Directions:
Word for word, restate every line of the listing that follows.
— START Material —
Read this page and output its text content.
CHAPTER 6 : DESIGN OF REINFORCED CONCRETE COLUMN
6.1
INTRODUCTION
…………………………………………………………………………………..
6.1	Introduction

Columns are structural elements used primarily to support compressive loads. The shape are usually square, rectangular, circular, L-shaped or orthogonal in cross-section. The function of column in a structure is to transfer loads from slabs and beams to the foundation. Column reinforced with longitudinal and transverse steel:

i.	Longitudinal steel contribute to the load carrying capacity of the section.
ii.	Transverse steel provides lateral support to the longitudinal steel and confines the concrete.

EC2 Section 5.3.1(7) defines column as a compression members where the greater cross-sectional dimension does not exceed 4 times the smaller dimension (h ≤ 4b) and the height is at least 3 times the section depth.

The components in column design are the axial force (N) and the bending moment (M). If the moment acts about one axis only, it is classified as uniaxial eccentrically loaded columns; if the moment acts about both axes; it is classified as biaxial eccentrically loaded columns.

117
— END Material —
Answer for the task:
Read this page and output its text content.
CHAPTER 6 : DESIGN OF REINFORCED CONCRETE COLUMN
6.1
INTRODUCTION
…………………………………………………………………………………..
6.1	Introduction

Columns are structural elements used primarily to support compressive loads. The shape are usually square, rectangular, circular, L-shaped or orthogonal in cross-section. The function of column in a structure is to transfer loads from slabs and beams to the foundation. Column reinforced with longitudinal and transverse steel:

i.	Longitudinal steel contribute to the load carrying capacity of the section.
ii.	Transverse steel provides lateral support to the longitudinal steel and confines the concrete.

EC2 Section 5.3.1(7) defines column as a compression members where the greater cross-sectional dimension does not exceed 4 times the smaller dimension (h ≤ 4b) and the height is at least 3 times the section depth.

The components in column design are the axial force (N) and the bending moment (M). If the moment acts about one axis only, it is classified as uniaxial eccentrically loaded columns; if the moment acts about both axes; it is classified as biaxial eccentrically loaded columns.

117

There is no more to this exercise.